→ **Challenge 1**:
Copy everything in the listing, from its first line down to the line containing "to Cart xyxy=(472,453,713,482)", keeping both of those lines.

→ **Source text**:
★ ★ ★ ★

When selling a business, owners may also be considering how the proceeds of the sale may be used to fund their future retirement, as well as the wealth they may plan to transfer to the next generation.

"If the sale is to a third party, it's usually about the money," says Ong; however, a seller may choose a lower offer price if they believe one particular buyer will run the business better, based on shared values. "It really depends on what the business owner wants, and what he or she is looking for in terms of legacy," says Ong.

There are a few different ways to value businesses:

Net assets valuation totals up the value of all the business's assets — everything from property and equipment to accounts receivable and cash — and subtracts liabilities like debt. The result is the net asset value and the base sale price from an asset perspective.

Net assets plus goodwill is similar to net assets valuation, but includes goodwill, which is an additional value based on an assumption of ongoing sales and profit. Goodwill takes into consideration a company's brand and relationship with customers and suppliers, as well as intellectual property that may give a business a competitive advantage.

Market value compares a business to others that have sold recently, often based on industry benchmarks. It's like predicting the market value of a house when it's put up for sale, which means the price may not only be determined by value, but also by demand. Most sellers try to sell when the demand for a business is higher; however, depending on the reasons for selling — such as an illness or financial challenges — this may not be possible. If an owner is selling due to illness or other pressing reasons, it may be even more important to have professionals value your business, to ensure it's based on a fair market assessment.

To get the most out of a sale, regardless of the valuation method used, business owners should seek out a professional valuator with knowledge and experience in the owners' specific industry. This can be a business broker, accountant or industry advisor.

"An advisor should be someone very close to his or her clients, who understands what they're thinking about and what their concerns are, including their wealth transfer plans down the road," says Ong.

3. Make a plan for your future

Once you've sold your business, and helped with the transition to the new owner, you may need a plan for yourself and what you'll do next. While many business owners dream of travelling more, spending time on the golf course, on a boat or on the beach, entrepreneurs are accustomed to being busy and engaged in activities that drive them.

"It will be easier to let go of your business if you're clear about what you're going to do next," says Tang. She recommends business owners plan the next stage of their life before they sell, taking into account their personal values and what matters most to them, such as lifestyle, home, family and health. These plans may change, but at least you have a roadmap from which to begin.

★ ★ ★ ★

→ **Material for this task**:
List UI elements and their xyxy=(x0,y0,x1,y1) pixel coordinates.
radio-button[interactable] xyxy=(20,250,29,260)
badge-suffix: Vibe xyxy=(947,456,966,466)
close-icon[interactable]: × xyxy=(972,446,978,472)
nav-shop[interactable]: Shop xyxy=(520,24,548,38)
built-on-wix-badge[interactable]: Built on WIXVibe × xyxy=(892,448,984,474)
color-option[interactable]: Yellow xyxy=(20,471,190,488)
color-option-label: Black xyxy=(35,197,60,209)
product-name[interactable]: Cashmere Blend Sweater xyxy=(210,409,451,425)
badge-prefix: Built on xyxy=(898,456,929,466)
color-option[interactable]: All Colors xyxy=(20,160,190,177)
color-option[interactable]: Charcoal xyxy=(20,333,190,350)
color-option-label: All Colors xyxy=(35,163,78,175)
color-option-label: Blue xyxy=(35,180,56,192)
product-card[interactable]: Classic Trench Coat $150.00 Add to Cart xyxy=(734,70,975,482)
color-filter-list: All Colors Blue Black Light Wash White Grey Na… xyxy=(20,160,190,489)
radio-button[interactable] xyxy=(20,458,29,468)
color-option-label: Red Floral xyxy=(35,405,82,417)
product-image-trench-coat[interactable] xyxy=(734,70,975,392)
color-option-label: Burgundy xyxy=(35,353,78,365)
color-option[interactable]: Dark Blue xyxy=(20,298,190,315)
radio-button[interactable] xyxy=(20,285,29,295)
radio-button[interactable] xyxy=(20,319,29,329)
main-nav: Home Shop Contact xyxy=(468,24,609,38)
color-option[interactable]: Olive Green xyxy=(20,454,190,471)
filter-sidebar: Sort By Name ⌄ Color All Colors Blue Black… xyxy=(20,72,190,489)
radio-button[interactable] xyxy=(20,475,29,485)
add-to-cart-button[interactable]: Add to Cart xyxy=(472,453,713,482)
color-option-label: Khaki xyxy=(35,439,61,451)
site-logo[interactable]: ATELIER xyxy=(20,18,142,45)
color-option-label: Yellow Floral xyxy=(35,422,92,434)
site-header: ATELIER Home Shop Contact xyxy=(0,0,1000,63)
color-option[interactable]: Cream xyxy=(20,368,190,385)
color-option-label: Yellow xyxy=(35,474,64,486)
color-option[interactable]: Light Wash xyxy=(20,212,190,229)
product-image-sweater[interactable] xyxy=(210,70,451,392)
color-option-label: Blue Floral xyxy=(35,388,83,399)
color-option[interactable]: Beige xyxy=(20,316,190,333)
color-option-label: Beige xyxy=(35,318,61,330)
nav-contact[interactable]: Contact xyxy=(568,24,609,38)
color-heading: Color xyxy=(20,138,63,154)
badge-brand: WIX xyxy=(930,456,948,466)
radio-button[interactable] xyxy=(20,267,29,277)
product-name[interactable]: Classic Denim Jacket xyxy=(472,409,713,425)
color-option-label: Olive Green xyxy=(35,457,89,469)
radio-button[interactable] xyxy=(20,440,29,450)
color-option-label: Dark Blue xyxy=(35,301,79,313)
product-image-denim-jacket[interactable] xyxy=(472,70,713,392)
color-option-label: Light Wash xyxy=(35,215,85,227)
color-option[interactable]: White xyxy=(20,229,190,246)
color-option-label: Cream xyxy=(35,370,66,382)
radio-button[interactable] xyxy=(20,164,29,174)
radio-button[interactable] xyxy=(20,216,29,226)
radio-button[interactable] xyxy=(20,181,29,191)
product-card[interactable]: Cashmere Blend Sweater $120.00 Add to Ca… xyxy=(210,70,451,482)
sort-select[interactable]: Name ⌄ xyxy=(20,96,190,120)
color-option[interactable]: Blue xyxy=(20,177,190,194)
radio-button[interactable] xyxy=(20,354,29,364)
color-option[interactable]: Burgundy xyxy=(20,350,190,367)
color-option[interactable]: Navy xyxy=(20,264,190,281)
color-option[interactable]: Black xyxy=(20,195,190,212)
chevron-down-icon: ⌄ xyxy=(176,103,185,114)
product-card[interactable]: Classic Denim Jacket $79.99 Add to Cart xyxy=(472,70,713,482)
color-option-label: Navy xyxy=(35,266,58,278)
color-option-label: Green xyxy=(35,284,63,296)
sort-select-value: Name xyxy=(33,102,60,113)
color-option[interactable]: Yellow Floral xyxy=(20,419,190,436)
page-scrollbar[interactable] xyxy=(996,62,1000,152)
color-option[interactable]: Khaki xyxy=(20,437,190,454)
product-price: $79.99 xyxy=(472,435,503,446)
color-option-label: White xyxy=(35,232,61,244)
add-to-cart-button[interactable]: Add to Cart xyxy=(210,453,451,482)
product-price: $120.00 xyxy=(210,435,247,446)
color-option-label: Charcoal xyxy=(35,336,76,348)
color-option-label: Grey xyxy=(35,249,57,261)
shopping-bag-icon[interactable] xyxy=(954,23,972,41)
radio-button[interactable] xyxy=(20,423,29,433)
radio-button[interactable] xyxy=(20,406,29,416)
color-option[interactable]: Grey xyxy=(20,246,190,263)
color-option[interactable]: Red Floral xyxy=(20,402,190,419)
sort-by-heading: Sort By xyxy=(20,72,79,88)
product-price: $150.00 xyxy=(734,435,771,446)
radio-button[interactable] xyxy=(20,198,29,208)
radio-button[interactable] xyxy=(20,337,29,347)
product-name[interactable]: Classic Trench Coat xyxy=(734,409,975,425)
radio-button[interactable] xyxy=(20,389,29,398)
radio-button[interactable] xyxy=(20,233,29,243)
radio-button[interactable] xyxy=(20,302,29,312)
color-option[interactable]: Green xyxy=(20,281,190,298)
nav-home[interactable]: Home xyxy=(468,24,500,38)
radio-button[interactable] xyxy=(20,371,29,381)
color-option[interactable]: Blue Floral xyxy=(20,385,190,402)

★ ★ ★ ★

→ **Challenge 2**:
List every method of valuing a business that the text on selling a business names.

→ **Correct response 1**:
List UI elements and their xyxy=(x0,y0,x1,y1) pixel coordinates.
radio-button[interactable] xyxy=(20,250,29,260)
badge-suffix: Vibe xyxy=(947,456,966,466)
close-icon[interactable]: × xyxy=(972,446,978,472)
nav-shop[interactable]: Shop xyxy=(520,24,548,38)
built-on-wix-badge[interactable]: Built on WIXVibe × xyxy=(892,448,984,474)
color-option[interactable]: Yellow xyxy=(20,471,190,488)
color-option-label: Black xyxy=(35,197,60,209)
product-name[interactable]: Cashmere Blend Sweater xyxy=(210,409,451,425)
badge-prefix: Built on xyxy=(898,456,929,466)
color-option[interactable]: All Colors xyxy=(20,160,190,177)
color-option[interactable]: Charcoal xyxy=(20,333,190,350)
color-option-label: All Colors xyxy=(35,163,78,175)
color-option-label: Blue xyxy=(35,180,56,192)
product-card[interactable]: Classic Trench Coat $150.00 Add to Cart xyxy=(734,70,975,482)
color-filter-list: All Colors Blue Black Light Wash White Grey Na… xyxy=(20,160,190,489)
radio-button[interactable] xyxy=(20,458,29,468)
color-option-label: Red Floral xyxy=(35,405,82,417)
product-image-trench-coat[interactable] xyxy=(734,70,975,392)
color-option-label: Burgundy xyxy=(35,353,78,365)
color-option[interactable]: Dark Blue xyxy=(20,298,190,315)
radio-button[interactable] xyxy=(20,285,29,295)
radio-button[interactable] xyxy=(20,319,29,329)
main-nav: Home Shop Contact xyxy=(468,24,609,38)
color-option[interactable]: Olive Green xyxy=(20,454,190,471)
filter-sidebar: Sort By Name ⌄ Color All Colors Blue Black… xyxy=(20,72,190,489)
radio-button[interactable] xyxy=(20,475,29,485)
add-to-cart-button[interactable]: Add to Cart xyxy=(472,453,713,482)

→ **Correct response 2**:
Net assets valuation
Net assets plus goodwill
Market value